### Material for the task
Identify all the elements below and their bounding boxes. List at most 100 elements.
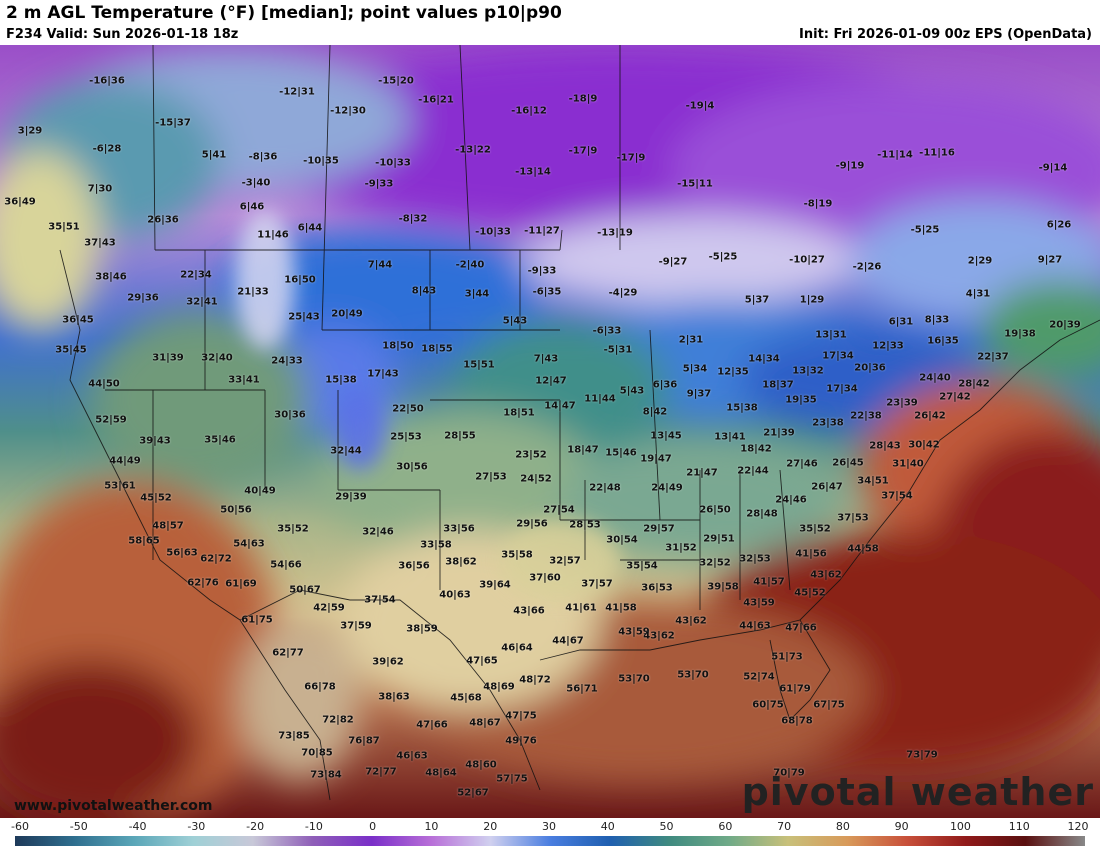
point-value: 29|57 (643, 523, 675, 535)
point-value: 52|74 (743, 671, 775, 683)
point-value: 45|52 (140, 492, 172, 504)
point-value: 41|61 (565, 602, 597, 614)
colorbar-tick-label: 100 (949, 820, 971, 833)
point-value: 33|58 (420, 539, 452, 551)
point-value: 24|46 (775, 494, 807, 506)
point-value: -9|14 (1038, 162, 1068, 174)
point-value: -16|21 (418, 94, 454, 106)
point-value: 28|53 (569, 519, 601, 531)
point-value: 37|53 (837, 512, 869, 524)
point-value: -9|27 (658, 256, 688, 268)
point-value: 47|75 (505, 710, 537, 722)
point-value: -12|30 (330, 105, 366, 117)
temperature-map[interactable]: -16|36 -12|31 -15|20 -16|21 -18|9 -19|4 3|29 -1… (0, 45, 1100, 818)
point-value: 48|64 (425, 767, 457, 779)
colorbar-tick-label: 110 (1008, 820, 1030, 833)
point-value: 44|49 (109, 455, 141, 467)
point-value: 20|36 (854, 362, 886, 374)
point-value: 28|43 (869, 440, 901, 452)
point-value: 18|50 (382, 340, 414, 352)
colorbar-tick-label: 40 (600, 820, 615, 833)
point-value: 40|49 (244, 485, 276, 497)
point-value: -4|29 (608, 287, 638, 299)
point-value: 44|50 (88, 378, 120, 390)
point-value: 13|41 (714, 431, 746, 443)
point-value: 48|69 (483, 681, 515, 693)
point-value: -17|9 (568, 145, 598, 157)
point-value: 19|38 (1004, 328, 1036, 340)
point-value: 57|75 (496, 773, 528, 785)
point-value: 18|51 (503, 407, 535, 419)
point-value: 72|77 (365, 766, 397, 778)
point-value: 29|51 (703, 533, 735, 545)
point-value: 27|46 (786, 458, 818, 470)
point-value: 19|35 (785, 394, 817, 406)
colorbar-tick-label: 120 (1067, 820, 1089, 833)
colorbar-tick-label: -50 (69, 820, 88, 833)
point-value: -13|14 (515, 166, 551, 178)
point-value: 11|46 (257, 229, 289, 241)
point-value: 2|31 (678, 334, 704, 346)
point-value: 36|45 (62, 314, 94, 326)
point-value: 26|42 (914, 410, 946, 422)
point-value: 76|87 (348, 735, 380, 747)
point-value: 44|63 (739, 620, 771, 632)
point-value: -6|28 (92, 143, 122, 155)
point-value: 70|79 (773, 767, 805, 779)
point-value: 38|63 (378, 691, 410, 703)
point-value: 56|71 (566, 683, 598, 695)
point-value: 22|37 (977, 351, 1009, 363)
point-value: 7|30 (87, 183, 113, 195)
point-value: 62|77 (272, 647, 304, 659)
colorbar-tick-label: -30 (187, 820, 206, 833)
point-value: 38|46 (95, 271, 127, 283)
point-value: 6|26 (1046, 219, 1072, 231)
point-value: 58|65 (128, 535, 160, 547)
point-value: 6|36 (652, 379, 678, 391)
point-value: 23|38 (812, 417, 844, 429)
point-value: 14|34 (748, 353, 780, 365)
point-value: 48|67 (469, 717, 501, 729)
point-value: -15|11 (677, 178, 713, 190)
point-value: 29|36 (127, 292, 159, 304)
point-value: 5|34 (682, 363, 708, 375)
point-value: 3|44 (464, 288, 490, 300)
point-value: 48|57 (152, 520, 184, 532)
point-value: 33|56 (443, 523, 475, 535)
point-value: 32|52 (699, 557, 731, 569)
colorbar-tick-label: 60 (718, 820, 733, 833)
point-value: 60|75 (752, 699, 784, 711)
point-value: 73|85 (278, 730, 310, 742)
point-value: 48|72 (519, 674, 551, 686)
point-value: 56|63 (166, 547, 198, 559)
point-value: 30|42 (908, 439, 940, 451)
point-value: 31|40 (892, 458, 924, 470)
point-value: 35|58 (501, 549, 533, 561)
colorbar-tick-label: 90 (894, 820, 909, 833)
colorbar-tick-label: 20 (483, 820, 498, 833)
point-value: 53|70 (677, 669, 709, 681)
point-value: 72|82 (322, 714, 354, 726)
point-value: 30|54 (606, 534, 638, 546)
point-value: 18|47 (567, 444, 599, 456)
point-value: 22|38 (850, 410, 882, 422)
point-value: 9|37 (686, 388, 712, 400)
point-value: 46|63 (396, 750, 428, 762)
point-value: 6|31 (888, 316, 914, 328)
point-value: -5|25 (708, 251, 738, 263)
colorbar-tick-label: 10 (424, 820, 439, 833)
site-url[interactable]: www.pivotalweather.com (14, 798, 213, 814)
point-value: 27|42 (939, 391, 971, 403)
colorbar-tick-label: -20 (246, 820, 265, 833)
point-value: -5|31 (603, 344, 633, 356)
map-background (0, 45, 1100, 818)
point-value: 32|53 (739, 553, 771, 565)
point-value: 6|46 (239, 201, 265, 213)
point-value: 41|58 (605, 602, 637, 614)
point-value: 32|41 (186, 296, 218, 308)
point-value: 39|43 (139, 435, 171, 447)
point-value: -11|14 (877, 149, 913, 161)
point-value: 41|56 (795, 548, 827, 560)
point-value: -12|31 (279, 86, 315, 98)
point-value: 20|49 (331, 308, 363, 320)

### What the exercise asks
Copy the records above word for word, every line of them, but leave the pictures out of your copy.

### Task result
Identify all the elements below and their bounding boxes. List at most 100 elements.
point-value: 29|57 (643, 523, 675, 535)
point-value: 52|74 (743, 671, 775, 683)
point-value: 45|52 (140, 492, 172, 504)
point-value: 41|61 (565, 602, 597, 614)
colorbar-tick-label: 100 (949, 820, 971, 833)
point-value: 33|58 (420, 539, 452, 551)
point-value: 24|46 (775, 494, 807, 506)
point-value: -9|14 (1038, 162, 1068, 174)
point-value: -16|21 (418, 94, 454, 106)
point-value: 28|53 (569, 519, 601, 531)
point-value: 37|53 (837, 512, 869, 524)
point-value: -9|27 (658, 256, 688, 268)
point-value: 47|75 (505, 710, 537, 722)
point-value: -12|30 (330, 105, 366, 117)
temperature-map[interactable]: -16|36 -12|31 -15|20 -16|21 -18|9 -19|4 3|29 -1… (0, 45, 1100, 818)
point-value: 48|64 (425, 767, 457, 779)
colorbar-tick-label: 110 (1008, 820, 1030, 833)
point-value: 44|49 (109, 455, 141, 467)
point-value: 20|36 (854, 362, 886, 374)
point-value: 28|43 (869, 440, 901, 452)
point-value: 18|50 (382, 340, 414, 352)
colorbar-tick-label: 40 (600, 820, 615, 833)
point-value: 40|49 (244, 485, 276, 497)
point-value: -4|29 (608, 287, 638, 299)
point-value: 44|50 (88, 378, 120, 390)
point-value: 13|41 (714, 431, 746, 443)
point-value: 48|69 (483, 681, 515, 693)
point-value: -17|9 (568, 145, 598, 157)
point-value: 19|38 (1004, 328, 1036, 340)
point-value: 57|75 (496, 773, 528, 785)
point-value: 18|51 (503, 407, 535, 419)
point-value: 72|77 (365, 766, 397, 778)
point-value: 29|51 (703, 533, 735, 545)
point-value: 27|46 (786, 458, 818, 470)
point-value: 19|35 (785, 394, 817, 406)
colorbar-tick-label: 120 (1067, 820, 1089, 833)
colorbar-tick-label: -50 (69, 820, 88, 833)
point-value: -13|14 (515, 166, 551, 178)
point-value: 11|46 (257, 229, 289, 241)
point-value: 2|31 (678, 334, 704, 346)
point-value: 36|45 (62, 314, 94, 326)
point-value: 26|42 (914, 410, 946, 422)
point-value: 76|87 (348, 735, 380, 747)
point-value: 44|63 (739, 620, 771, 632)
point-value: -6|28 (92, 143, 122, 155)
point-value: 70|79 (773, 767, 805, 779)
point-value: 38|63 (378, 691, 410, 703)
point-value: 56|71 (566, 683, 598, 695)
point-value: 22|37 (977, 351, 1009, 363)
point-value: 7|30 (87, 183, 113, 195)
point-value: 62|77 (272, 647, 304, 659)
colorbar-tick-label: -30 (187, 820, 206, 833)
point-value: 38|46 (95, 271, 127, 283)
point-value: 6|26 (1046, 219, 1072, 231)
point-value: 58|65 (128, 535, 160, 547)
point-value: 6|36 (652, 379, 678, 391)
point-value: 23|38 (812, 417, 844, 429)
point-value: 14|34 (748, 353, 780, 365)
point-value: 48|67 (469, 717, 501, 729)
point-value: -15|11 (677, 178, 713, 190)
point-value: 29|36 (127, 292, 159, 304)
point-value: 5|34 (682, 363, 708, 375)
point-value: 3|44 (464, 288, 490, 300)
point-value: 48|57 (152, 520, 184, 532)
point-value: 33|56 (443, 523, 475, 535)
point-value: 32|52 (699, 557, 731, 569)
colorbar-tick-label: 60 (718, 820, 733, 833)
point-value: 60|75 (752, 699, 784, 711)
point-value: 73|85 (278, 730, 310, 742)
point-value: 48|72 (519, 674, 551, 686)
point-value: 56|63 (166, 547, 198, 559)
point-value: 30|42 (908, 439, 940, 451)
point-value: 31|40 (892, 458, 924, 470)
point-value: 35|58 (501, 549, 533, 561)
colorbar-tick-label: 90 (894, 820, 909, 833)
colorbar-tick-label: 20 (483, 820, 498, 833)
point-value: 53|70 (677, 669, 709, 681)
point-value: 72|82 (322, 714, 354, 726)
point-value: 30|54 (606, 534, 638, 546)
point-value: 18|47 (567, 444, 599, 456)
point-value: 22|38 (850, 410, 882, 422)
point-value: 9|37 (686, 388, 712, 400)
point-value: 46|63 (396, 750, 428, 762)
point-value: 6|31 (888, 316, 914, 328)
point-value: -5|25 (708, 251, 738, 263)
colorbar-tick-label: 10 (424, 820, 439, 833)
site-url[interactable]: www.pivotalweather.com (14, 798, 213, 814)
point-value: 27|42 (939, 391, 971, 403)
colorbar-tick-label: -20 (246, 820, 265, 833)
point-value: -5|31 (603, 344, 633, 356)
map-background (0, 45, 1100, 818)
point-value: 32|53 (739, 553, 771, 565)
point-value: 6|46 (239, 201, 265, 213)
point-value: 41|58 (605, 602, 637, 614)
point-value: 32|41 (186, 296, 218, 308)
point-value: 39|43 (139, 435, 171, 447)
point-value: -11|14 (877, 149, 913, 161)
point-value: 41|56 (795, 548, 827, 560)
point-value: -12|31 (279, 86, 315, 98)
point-value: 20|49 (331, 308, 363, 320)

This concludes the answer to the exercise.